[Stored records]
/---

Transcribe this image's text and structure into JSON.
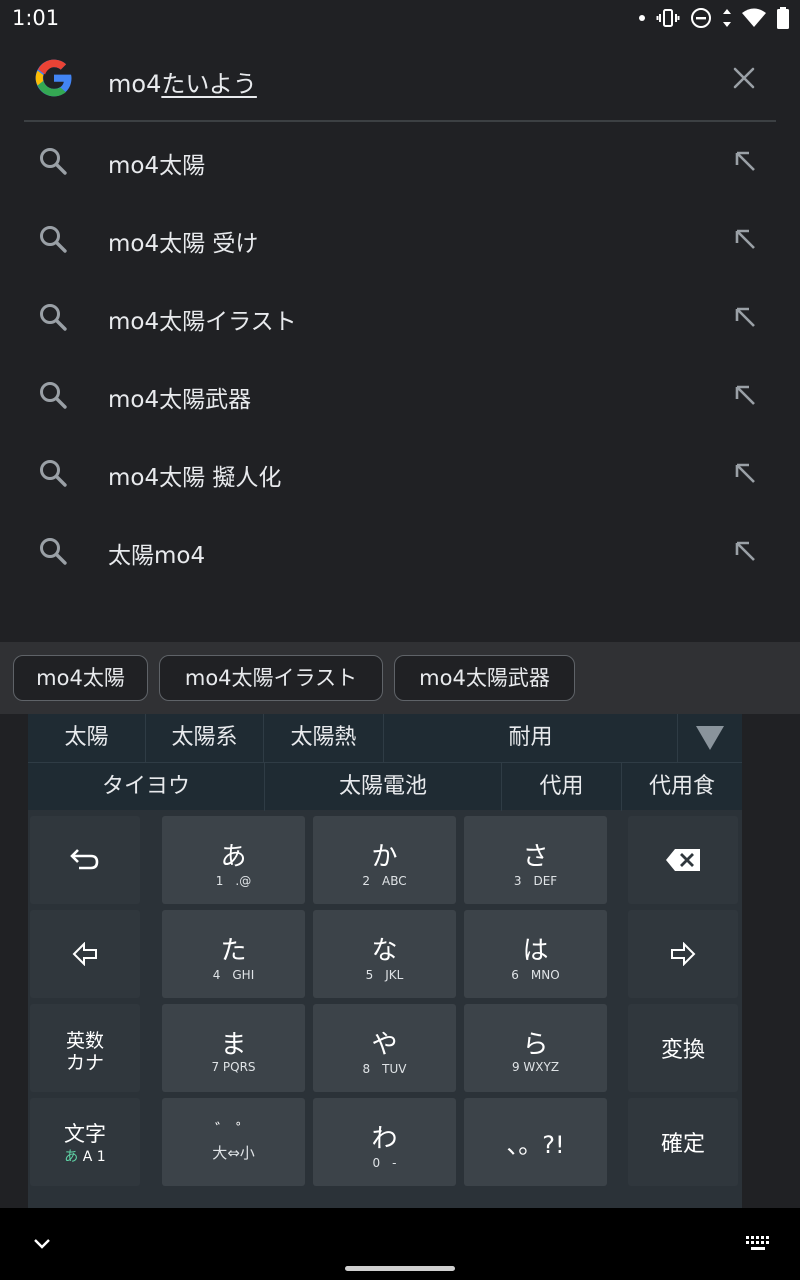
{
  "status": {
    "time": "1:01",
    "icons": [
      "dot-icon",
      "vibrate-icon",
      "dnd-icon",
      "data-arrows-icon",
      "wifi-icon",
      "battery-icon"
    ]
  },
  "search": {
    "query_latin": "mo4",
    "query_composing": "たいよう"
  },
  "suggestions": [
    {
      "text": "mo4太陽"
    },
    {
      "text": "mo4太陽 受け"
    },
    {
      "text": "mo4太陽イラスト"
    },
    {
      "text": "mo4太陽武器"
    },
    {
      "text": "mo4太陽 擬人化"
    },
    {
      "text": "太陽mo4"
    }
  ],
  "chips": [
    "mo4太陽",
    "mo4太陽イラスト",
    "mo4太陽武器"
  ],
  "keyboard": {
    "candidates_row1": [
      "太陽",
      "太陽系",
      "太陽熱",
      "耐用"
    ],
    "candidates_row2": [
      "タイヨウ",
      "太陽電池",
      "代用",
      "代用食"
    ],
    "keys": {
      "a": {
        "main": "あ",
        "sub": "1　.@"
      },
      "ka": {
        "main": "か",
        "sub": "2　ABC"
      },
      "sa": {
        "main": "さ",
        "sub": "3　DEF"
      },
      "ta": {
        "main": "た",
        "sub": "4　GHI"
      },
      "na": {
        "main": "な",
        "sub": "5　JKL"
      },
      "ha": {
        "main": "は",
        "sub": "6　MNO"
      },
      "ma": {
        "main": "ま",
        "sub": "7 PQRS"
      },
      "ya": {
        "main": "や",
        "sub": "8　TUV"
      },
      "ra": {
        "main": "ら",
        "sub": "9 WXYZ"
      },
      "dakuten": {
        "main": "゛ ゜",
        "sub": "大⇔小"
      },
      "wa": {
        "main": "わ",
        "sub": "0　-"
      },
      "punct": "、。?!",
      "eisu_line1": "英数",
      "eisu_line2": "カナ",
      "moji_line1": "文字",
      "moji_hira": "あ",
      "moji_rest": "A 1",
      "henkan": "変換",
      "kakutei": "確定"
    }
  },
  "colors": {
    "background": "#202124",
    "chip_row": "#303134",
    "candidate_bg": "#1f2b33",
    "key": "#3c4349",
    "fn_key": "#30373d",
    "moji_hira_accent": "#5fd3a6"
  }
}
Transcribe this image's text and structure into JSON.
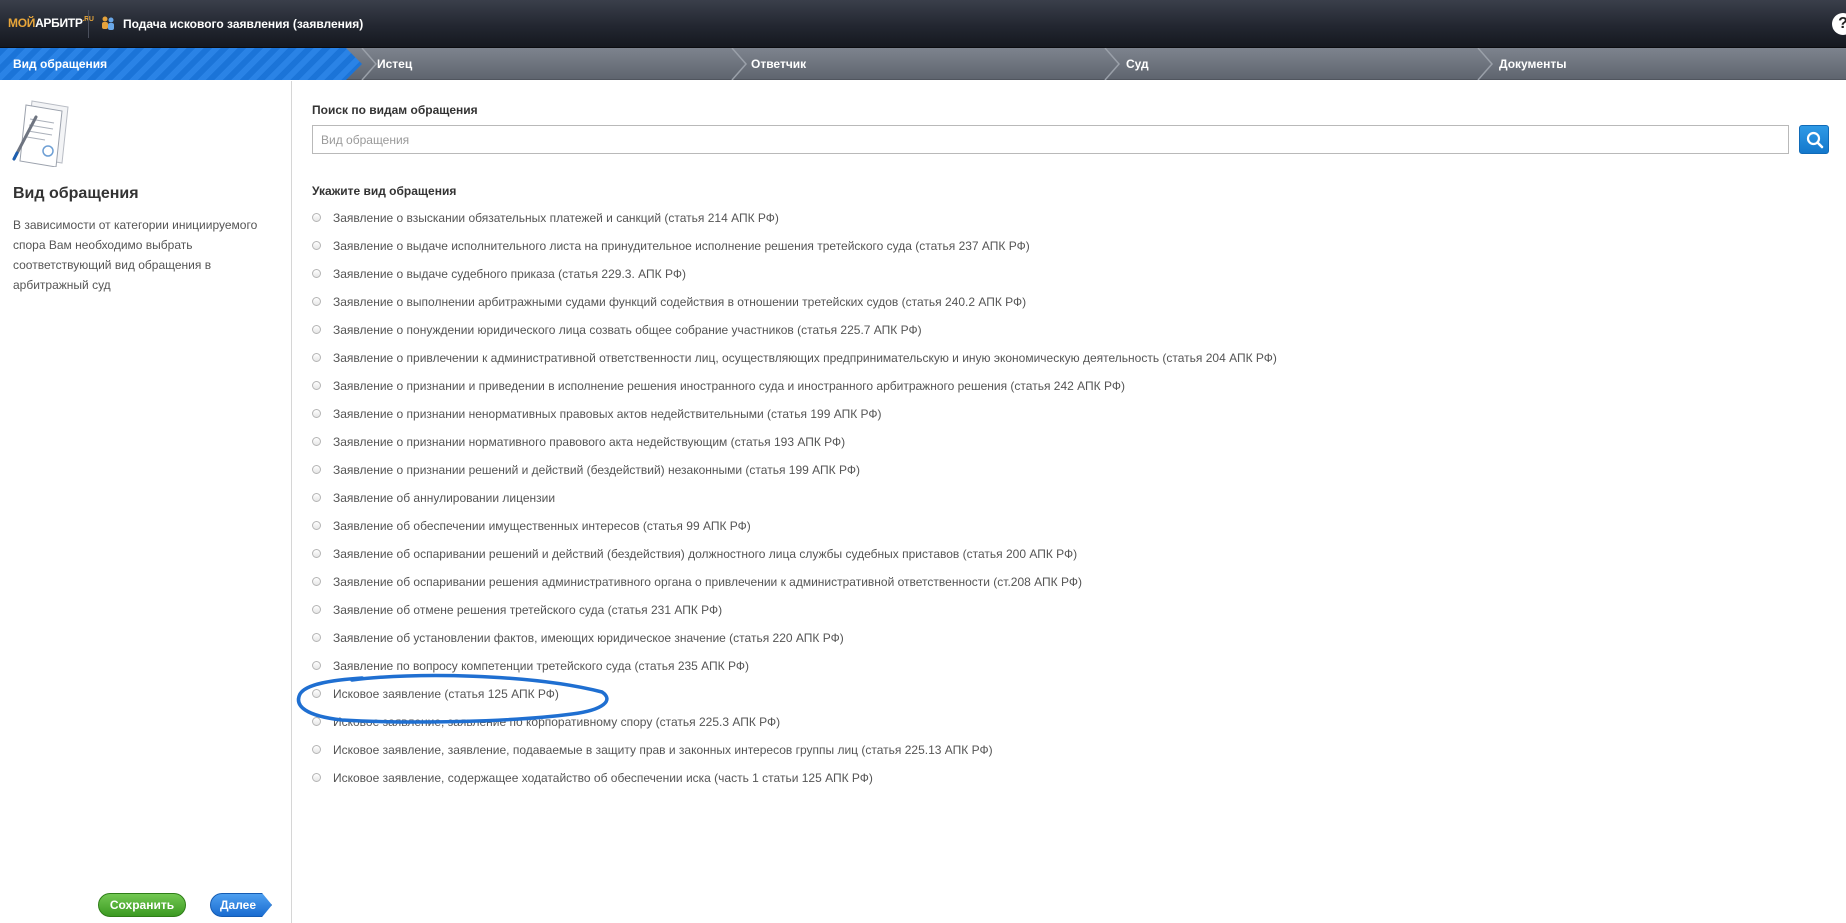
{
  "header": {
    "logo": {
      "part1": "МОЙ",
      "part2": "АРБИТР",
      "part3": ".RU"
    },
    "app_icon": "people-icon",
    "title": "Подача искового заявления (заявления)",
    "help": "?"
  },
  "steps": [
    {
      "label": "Вид обращения",
      "active": true
    },
    {
      "label": "Истец",
      "active": false
    },
    {
      "label": "Ответчик",
      "active": false
    },
    {
      "label": "Суд",
      "active": false
    },
    {
      "label": "Документы",
      "active": false
    }
  ],
  "sidebar": {
    "icon": "document-icon",
    "title": "Вид обращения",
    "description": "В зависимости от категории инициируемого спора Вам необходимо выбрать соответствующий вид обращения в арбитражный суд",
    "save_label": "Сохранить",
    "next_label": "Далее"
  },
  "search": {
    "label": "Поиск по видам обращения",
    "placeholder": "Вид обращения",
    "value": "",
    "button_icon": "search-icon"
  },
  "options_title": "Укажите вид обращения",
  "options": [
    "Заявление о взыскании обязательных платежей и санкций (статья 214 АПК РФ)",
    "Заявление о выдаче исполнительного листа на принудительное исполнение решения третейского суда (статья 237 АПК РФ)",
    "Заявление о выдаче судебного приказа (статья 229.3. АПК РФ)",
    "Заявление о выполнении арбитражными судами функций содействия в отношении третейских судов (статья 240.2 АПК РФ)",
    "Заявление о понуждении юридического лица созвать общее собрание участников (статья 225.7 АПК РФ)",
    "Заявление о привлечении к административной ответственности лиц, осуществляющих предпринимательскую и иную экономическую деятельность (статья 204 АПК РФ)",
    "Заявление о признании и приведении в исполнение решения иностранного суда и иностранного арбитражного решения (статья 242 АПК РФ)",
    "Заявление о признании ненормативных правовых актов недействительными (статья 199 АПК РФ)",
    "Заявление о признании нормативного правового акта недействующим (статья 193 АПК РФ)",
    "Заявление о признании решений и действий (бездействий) незаконными (статья 199 АПК РФ)",
    "Заявление об аннулировании лицензии",
    "Заявление об обеспечении имущественных интересов (статья 99 АПК РФ)",
    "Заявление об оспаривании решений и действий (бездействия) должностного лица службы судебных приставов (статья 200 АПК РФ)",
    "Заявление об оспаривании решения административного органа о привлечении к административной ответственности (ст.208 АПК РФ)",
    "Заявление об отмене решения третейского суда (статья 231 АПК РФ)",
    "Заявление об установлении фактов, имеющих юридическое значение (статья 220 АПК РФ)",
    "Заявление по вопросу компетенции третейского суда (статья 235 АПК РФ)",
    "Исковое заявление (статья 125 АПК РФ)",
    "Исковое заявление, заявление по корпоративному спору (статья 225.3 АПК РФ)",
    "Исковое заявление, заявление, подаваемые в защиту прав и законных интересов группы лиц (статья 225.13 АПК РФ)",
    "Исковое заявление, содержащее ходатайство об обеспечении иска (часть 1 статьи 125 АПК РФ)"
  ],
  "highlighted_option": "Исковое заявление (статья 125 АПК РФ)",
  "colors": {
    "active_step": "#1b74d8",
    "annotation": "#1f6fd1",
    "save_button": "#3c9a22",
    "next_button": "#1a6cd0"
  }
}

\---

== TASK DIRECTIONS ==
Isolate the lines that hold the word "обеспечении" and copy all of them.

== COMPLETED TASK ==
    "Заявление об обеспечении имущественных интересов (статья 99 АПК РФ)",
    "Исковое заявление, содержащее ходатайство об обеспечении иска (часть 1 статьи 125 АПК РФ)"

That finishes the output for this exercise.